Your goal → Using the data below, copy each line that includes the word "summary".
**** Data entries ****
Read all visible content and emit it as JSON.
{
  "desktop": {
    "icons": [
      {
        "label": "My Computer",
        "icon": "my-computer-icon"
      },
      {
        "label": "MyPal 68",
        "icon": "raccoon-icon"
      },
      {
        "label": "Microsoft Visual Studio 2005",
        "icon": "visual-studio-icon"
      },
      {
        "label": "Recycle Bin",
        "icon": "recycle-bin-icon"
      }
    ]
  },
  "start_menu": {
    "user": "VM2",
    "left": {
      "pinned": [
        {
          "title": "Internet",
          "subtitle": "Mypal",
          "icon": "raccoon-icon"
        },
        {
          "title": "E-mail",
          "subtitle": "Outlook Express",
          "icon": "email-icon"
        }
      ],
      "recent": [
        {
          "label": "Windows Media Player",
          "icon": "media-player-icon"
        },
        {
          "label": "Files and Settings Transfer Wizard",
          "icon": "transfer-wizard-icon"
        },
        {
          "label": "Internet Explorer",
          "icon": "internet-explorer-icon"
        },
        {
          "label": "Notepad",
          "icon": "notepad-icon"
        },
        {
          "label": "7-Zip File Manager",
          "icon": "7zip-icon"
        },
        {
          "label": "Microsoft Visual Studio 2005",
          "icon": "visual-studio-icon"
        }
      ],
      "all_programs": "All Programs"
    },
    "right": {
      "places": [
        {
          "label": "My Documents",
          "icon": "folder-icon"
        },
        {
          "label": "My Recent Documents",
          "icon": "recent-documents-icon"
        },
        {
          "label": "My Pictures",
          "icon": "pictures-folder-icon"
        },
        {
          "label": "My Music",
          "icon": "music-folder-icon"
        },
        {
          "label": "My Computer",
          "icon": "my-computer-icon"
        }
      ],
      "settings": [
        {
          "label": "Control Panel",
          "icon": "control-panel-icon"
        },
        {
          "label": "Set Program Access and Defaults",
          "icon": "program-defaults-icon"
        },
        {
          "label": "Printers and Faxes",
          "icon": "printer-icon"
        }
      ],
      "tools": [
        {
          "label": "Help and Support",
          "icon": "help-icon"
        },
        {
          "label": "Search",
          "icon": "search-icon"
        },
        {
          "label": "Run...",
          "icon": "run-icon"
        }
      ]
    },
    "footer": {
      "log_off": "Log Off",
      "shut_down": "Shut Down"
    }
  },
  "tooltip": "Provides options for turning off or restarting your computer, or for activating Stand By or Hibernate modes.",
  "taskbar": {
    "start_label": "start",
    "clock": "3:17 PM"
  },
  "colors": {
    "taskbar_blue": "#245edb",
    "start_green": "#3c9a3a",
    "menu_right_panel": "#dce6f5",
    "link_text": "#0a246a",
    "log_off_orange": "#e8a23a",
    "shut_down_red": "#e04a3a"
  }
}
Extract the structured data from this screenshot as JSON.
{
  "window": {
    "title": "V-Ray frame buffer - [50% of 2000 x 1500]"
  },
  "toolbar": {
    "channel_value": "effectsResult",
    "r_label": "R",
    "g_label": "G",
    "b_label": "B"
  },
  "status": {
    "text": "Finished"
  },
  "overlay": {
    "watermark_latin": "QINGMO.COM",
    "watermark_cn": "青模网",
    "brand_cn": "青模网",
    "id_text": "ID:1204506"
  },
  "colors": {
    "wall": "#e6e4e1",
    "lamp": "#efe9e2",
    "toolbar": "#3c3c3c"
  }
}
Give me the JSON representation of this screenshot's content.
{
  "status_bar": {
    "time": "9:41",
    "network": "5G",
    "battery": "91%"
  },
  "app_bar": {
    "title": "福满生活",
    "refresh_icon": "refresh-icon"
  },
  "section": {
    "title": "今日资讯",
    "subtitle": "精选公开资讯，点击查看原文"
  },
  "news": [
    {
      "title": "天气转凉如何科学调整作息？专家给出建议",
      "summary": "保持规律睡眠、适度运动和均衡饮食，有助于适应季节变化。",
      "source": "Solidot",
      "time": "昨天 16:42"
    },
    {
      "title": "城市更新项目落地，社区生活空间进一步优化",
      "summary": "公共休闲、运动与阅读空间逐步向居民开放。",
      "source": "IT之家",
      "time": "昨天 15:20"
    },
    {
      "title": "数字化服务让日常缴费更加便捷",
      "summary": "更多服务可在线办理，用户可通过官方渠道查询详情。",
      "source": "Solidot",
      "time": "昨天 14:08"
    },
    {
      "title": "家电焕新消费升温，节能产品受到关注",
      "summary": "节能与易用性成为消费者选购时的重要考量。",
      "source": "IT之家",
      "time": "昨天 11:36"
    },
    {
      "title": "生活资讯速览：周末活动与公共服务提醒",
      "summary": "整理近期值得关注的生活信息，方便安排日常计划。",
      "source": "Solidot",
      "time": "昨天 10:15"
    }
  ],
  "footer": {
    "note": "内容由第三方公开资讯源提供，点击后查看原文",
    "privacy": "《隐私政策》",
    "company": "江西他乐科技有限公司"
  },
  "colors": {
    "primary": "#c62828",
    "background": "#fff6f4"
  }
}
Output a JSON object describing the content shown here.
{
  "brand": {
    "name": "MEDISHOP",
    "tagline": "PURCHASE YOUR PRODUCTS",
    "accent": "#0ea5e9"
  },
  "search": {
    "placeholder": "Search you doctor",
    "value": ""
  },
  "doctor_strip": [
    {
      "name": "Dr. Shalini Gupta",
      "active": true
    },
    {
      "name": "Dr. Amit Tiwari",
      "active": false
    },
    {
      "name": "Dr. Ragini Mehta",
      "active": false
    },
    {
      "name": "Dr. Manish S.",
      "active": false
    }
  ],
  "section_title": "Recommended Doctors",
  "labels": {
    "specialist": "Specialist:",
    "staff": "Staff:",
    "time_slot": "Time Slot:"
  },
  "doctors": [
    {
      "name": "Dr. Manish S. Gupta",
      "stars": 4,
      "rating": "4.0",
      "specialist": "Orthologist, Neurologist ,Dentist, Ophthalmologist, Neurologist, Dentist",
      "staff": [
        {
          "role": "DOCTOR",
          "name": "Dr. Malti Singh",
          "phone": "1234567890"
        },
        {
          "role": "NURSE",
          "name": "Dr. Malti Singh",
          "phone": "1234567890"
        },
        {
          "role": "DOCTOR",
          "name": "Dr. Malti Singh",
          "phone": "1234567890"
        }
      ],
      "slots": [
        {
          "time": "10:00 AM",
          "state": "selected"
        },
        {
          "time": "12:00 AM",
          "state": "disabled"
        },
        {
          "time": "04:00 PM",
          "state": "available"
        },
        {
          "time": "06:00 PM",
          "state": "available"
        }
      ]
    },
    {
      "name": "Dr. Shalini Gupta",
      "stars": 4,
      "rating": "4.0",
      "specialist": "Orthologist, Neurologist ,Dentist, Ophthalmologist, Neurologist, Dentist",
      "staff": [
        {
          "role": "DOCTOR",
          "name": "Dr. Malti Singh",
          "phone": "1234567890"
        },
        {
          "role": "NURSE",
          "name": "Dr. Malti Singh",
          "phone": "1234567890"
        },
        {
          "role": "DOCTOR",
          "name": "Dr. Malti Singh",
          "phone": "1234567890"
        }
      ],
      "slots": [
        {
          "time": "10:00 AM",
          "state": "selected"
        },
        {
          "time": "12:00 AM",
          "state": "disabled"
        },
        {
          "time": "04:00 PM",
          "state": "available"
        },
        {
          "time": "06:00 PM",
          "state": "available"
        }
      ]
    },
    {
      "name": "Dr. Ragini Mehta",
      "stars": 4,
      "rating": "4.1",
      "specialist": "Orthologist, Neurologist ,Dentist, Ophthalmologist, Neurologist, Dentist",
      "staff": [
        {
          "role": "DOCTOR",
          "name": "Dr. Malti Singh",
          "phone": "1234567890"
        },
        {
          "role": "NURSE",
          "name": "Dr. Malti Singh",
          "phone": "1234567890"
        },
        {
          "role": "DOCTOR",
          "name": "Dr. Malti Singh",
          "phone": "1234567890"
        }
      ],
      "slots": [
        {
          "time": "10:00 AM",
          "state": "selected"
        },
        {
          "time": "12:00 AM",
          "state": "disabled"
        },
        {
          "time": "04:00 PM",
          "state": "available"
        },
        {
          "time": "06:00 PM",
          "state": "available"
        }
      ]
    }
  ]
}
****
Task answer →
      "summary": "保持规律睡眠、适度运动和均衡饮食，有助于适应季节变化。",
      "summary": "公共休闲、运动与阅读空间逐步向居民开放。",
      "summary": "更多服务可在线办理，用户可通过官方渠道查询详情。",
      "summary": "节能与易用性成为消费者选购时的重要考量。",
      "summary": "整理近期值得关注的生活信息，方便安排日常计划。",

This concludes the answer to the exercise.